=== Problem statement ===
The records that follow are to be repeated without alteration.
§ §
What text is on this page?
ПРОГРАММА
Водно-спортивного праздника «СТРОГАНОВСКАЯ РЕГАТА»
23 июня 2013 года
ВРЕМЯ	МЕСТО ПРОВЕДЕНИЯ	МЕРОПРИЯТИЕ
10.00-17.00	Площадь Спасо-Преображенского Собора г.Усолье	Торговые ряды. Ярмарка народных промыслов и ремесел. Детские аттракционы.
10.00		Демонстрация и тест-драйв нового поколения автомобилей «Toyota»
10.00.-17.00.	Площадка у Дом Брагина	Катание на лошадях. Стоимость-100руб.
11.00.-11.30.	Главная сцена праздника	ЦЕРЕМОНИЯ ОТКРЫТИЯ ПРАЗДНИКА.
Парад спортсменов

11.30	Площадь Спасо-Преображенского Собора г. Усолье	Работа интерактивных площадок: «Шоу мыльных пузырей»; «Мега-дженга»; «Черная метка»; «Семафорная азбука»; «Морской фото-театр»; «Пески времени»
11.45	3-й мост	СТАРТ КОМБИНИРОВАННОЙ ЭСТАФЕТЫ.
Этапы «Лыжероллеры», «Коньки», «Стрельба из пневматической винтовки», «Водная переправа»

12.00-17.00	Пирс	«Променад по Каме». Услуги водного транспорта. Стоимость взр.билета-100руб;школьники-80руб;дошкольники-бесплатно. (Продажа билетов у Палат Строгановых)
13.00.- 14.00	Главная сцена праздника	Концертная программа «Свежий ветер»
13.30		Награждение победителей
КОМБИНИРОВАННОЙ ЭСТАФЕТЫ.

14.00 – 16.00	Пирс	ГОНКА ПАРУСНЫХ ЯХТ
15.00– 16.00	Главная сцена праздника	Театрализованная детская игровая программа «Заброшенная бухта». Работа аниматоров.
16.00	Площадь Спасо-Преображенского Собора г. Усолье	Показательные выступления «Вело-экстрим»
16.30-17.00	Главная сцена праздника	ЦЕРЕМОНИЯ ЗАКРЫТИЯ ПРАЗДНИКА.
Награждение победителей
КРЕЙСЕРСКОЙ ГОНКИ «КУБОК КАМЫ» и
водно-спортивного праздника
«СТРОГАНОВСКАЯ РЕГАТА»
§ §
=== Finished exercise ===
What text is on this page?
ПРОГРАММА
Водно-спортивного праздника «СТРОГАНОВСКАЯ РЕГАТА»
23 июня 2013 года
ВРЕМЯ	МЕСТО ПРОВЕДЕНИЯ	МЕРОПРИЯТИЕ
10.00-17.00	Площадь Спасо-Преображенского Собора г.Усолье	Торговые ряды. Ярмарка народных промыслов и ремесел. Детские аттракционы.
10.00		Демонстрация и тест-драйв нового поколения автомобилей «Toyota»
10.00.-17.00.	Площадка у Дом Брагина	Катание на лошадях. Стоимость-100руб.
11.00.-11.30.	Главная сцена праздника	ЦЕРЕМОНИЯ ОТКРЫТИЯ ПРАЗДНИКА.
Парад спортсменов

11.30	Площадь Спасо-Преображенского Собора г. Усолье	Работа интерактивных площадок: «Шоу мыльных пузырей»; «Мега-дженга»; «Черная метка»; «Семафорная азбука»; «Морской фото-театр»; «Пески времени»
11.45	3-й мост	СТАРТ КОМБИНИРОВАННОЙ ЭСТАФЕТЫ.
Этапы «Лыжероллеры», «Коньки», «Стрельба из пневматической винтовки», «Водная переправа»

12.00-17.00	Пирс	«Променад по Каме». Услуги водного транспорта. Стоимость взр.билета-100руб;школьники-80руб;дошкольники-бесплатно. (Продажа билетов у Палат Строгановых)
13.00.- 14.00	Главная сцена праздника	Концертная программа «Свежий ветер»
13.30		Награждение победителей
КОМБИНИРОВАННОЙ ЭСТАФЕТЫ.

14.00 – 16.00	Пирс	ГОНКА ПАРУСНЫХ ЯХТ
15.00– 16.00	Главная сцена праздника	Театрализованная детская игровая программа «Заброшенная бухта». Работа аниматоров.
16.00	Площадь Спасо-Преображенского Собора г. Усолье	Показательные выступления «Вело-экстрим»
16.30-17.00	Главная сцена праздника	ЦЕРЕМОНИЯ ЗАКРЫТИЯ ПРАЗДНИКА.
Награждение победителей
КРЕЙСЕРСКОЙ ГОНКИ «КУБОК КАМЫ» и
водно-спортивного праздника
«СТРОГАНОВСКАЯ РЕГАТА»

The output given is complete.